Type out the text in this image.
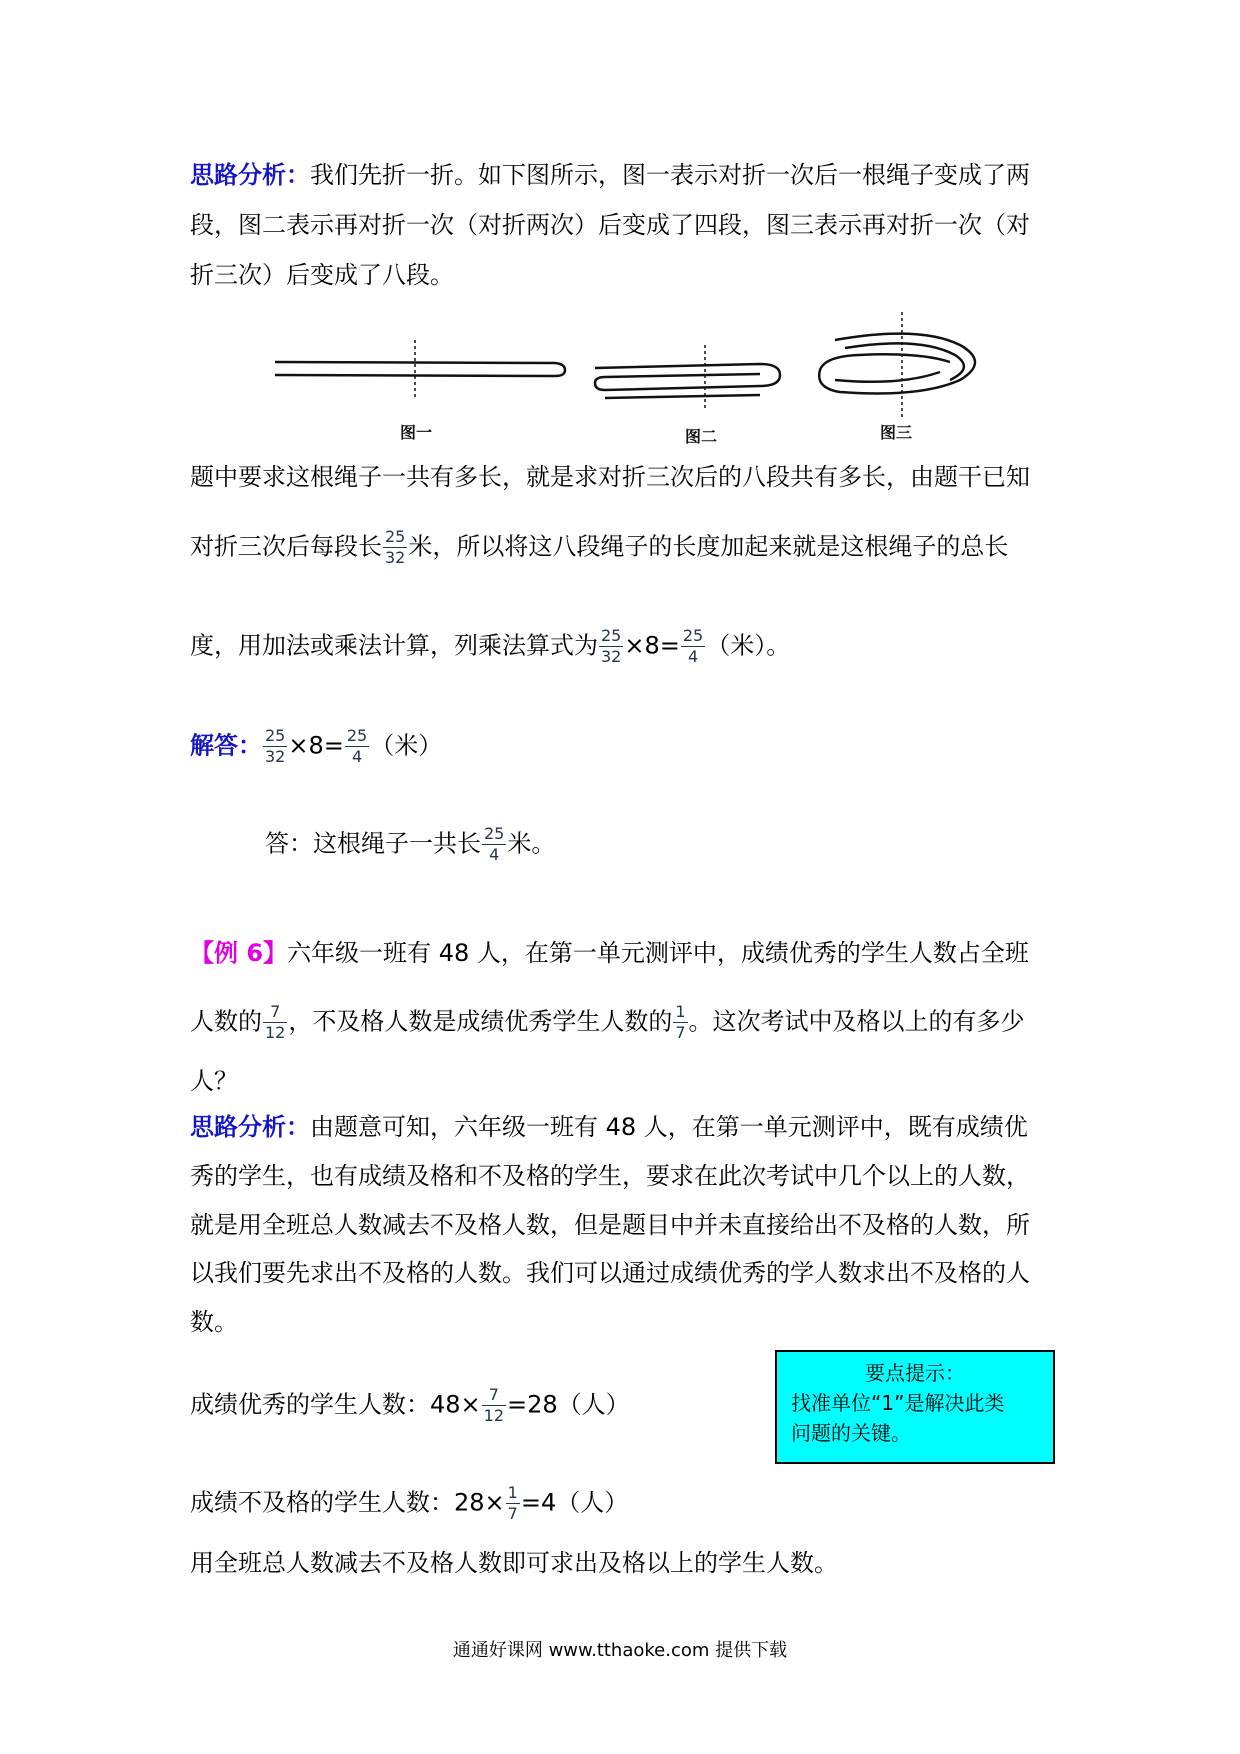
思路分析：我们先折一折。如下图所示，图一表示对折一次后一根绳子变成了两
段，图二表示再对折一次（对折两次）后变成了四段，图三表示再对折一次（对
折三次）后变成了八段。
图一	图二	图三
题中要求这根绳子一共有多长，就是求对折三次后的八段共有多长，由题干已知
对折三次后每段长 $\frac{25}{32}$ 米，所以将这八段绳子的长度加起来就是这根绳子的总长
度，用加法或乘法计算，列乘法算式为 $\frac{25}{32} \times 8= \frac{25}{4}$ （米）。
解答： $\frac{25}{32} \times 8= \frac{25}{4}$ （米）
答：这根绳子一共长 $\frac{25}{4}$ 米。
【例 6】六年级一班有 48 人，在第一单元测评中，成绩优秀的学生人数占全班
人数的 $\frac{7}{12}$ ，不及格人数是成绩优秀学生人数的 $\frac{1}{7}$ 。这次考试中及格以上的有多少
人？
思路分析：由题意可知，六年级一班有 48 人，在第一单元测评中，既有成绩优
秀的学生，也有成绩及格和不及格的学生，要求在此次考试中几个以上的人数，
就是用全班总人数减去不及格人数，但是题目中并未直接给出不及格的人数，所
以我们要先求出不及格的人数。我们可以通过成绩优秀的学人数求出不及格的人
数。
成绩优秀的学生人数：$48\times \frac{7}{12} =28$（人）
成绩不及格的学生人数：$28\times \frac{1}{7} =4$（人）
用全班总人数减去不及格人数即可求出及格以上的学生人数。
要点提示：
找准单位“1”是解决此类
问题的关键。
通通好课网 www.tthaoke.com 提供下载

++++

Quote every line word for word and keep the images out of the copy.

> [Task response]
Type out the text in this image.
思路分析：我们先折一折。如下图所示，图一表示对折一次后一根绳子变成了两
段，图二表示再对折一次（对折两次）后变成了四段，图三表示再对折一次（对
折三次）后变成了八段。
图一	图二	图三
题中要求这根绳子一共有多长，就是求对折三次后的八段共有多长，由题干已知
对折三次后每段长 $\frac{25}{32}$ 米，所以将这八段绳子的长度加起来就是这根绳子的总长
度，用加法或乘法计算，列乘法算式为 $\frac{25}{32} \times 8= \frac{25}{4}$ （米）。
解答： $\frac{25}{32} \times 8= \frac{25}{4}$ （米）
答：这根绳子一共长 $\frac{25}{4}$ 米。
【例 6】六年级一班有 48 人，在第一单元测评中，成绩优秀的学生人数占全班
人数的 $\frac{7}{12}$ ，不及格人数是成绩优秀学生人数的 $\frac{1}{7}$ 。这次考试中及格以上的有多少
人？
思路分析：由题意可知，六年级一班有 48 人，在第一单元测评中，既有成绩优
秀的学生，也有成绩及格和不及格的学生，要求在此次考试中几个以上的人数，
就是用全班总人数减去不及格人数，但是题目中并未直接给出不及格的人数，所
以我们要先求出不及格的人数。我们可以通过成绩优秀的学人数求出不及格的人
数。
成绩优秀的学生人数：$48\times \frac{7}{12} =28$（人）
成绩不及格的学生人数：$28\times \frac{1}{7} =4$（人）
用全班总人数减去不及格人数即可求出及格以上的学生人数。
要点提示：
找准单位“1”是解决此类
问题的关键。
通通好课网 www.tthaoke.com 提供下载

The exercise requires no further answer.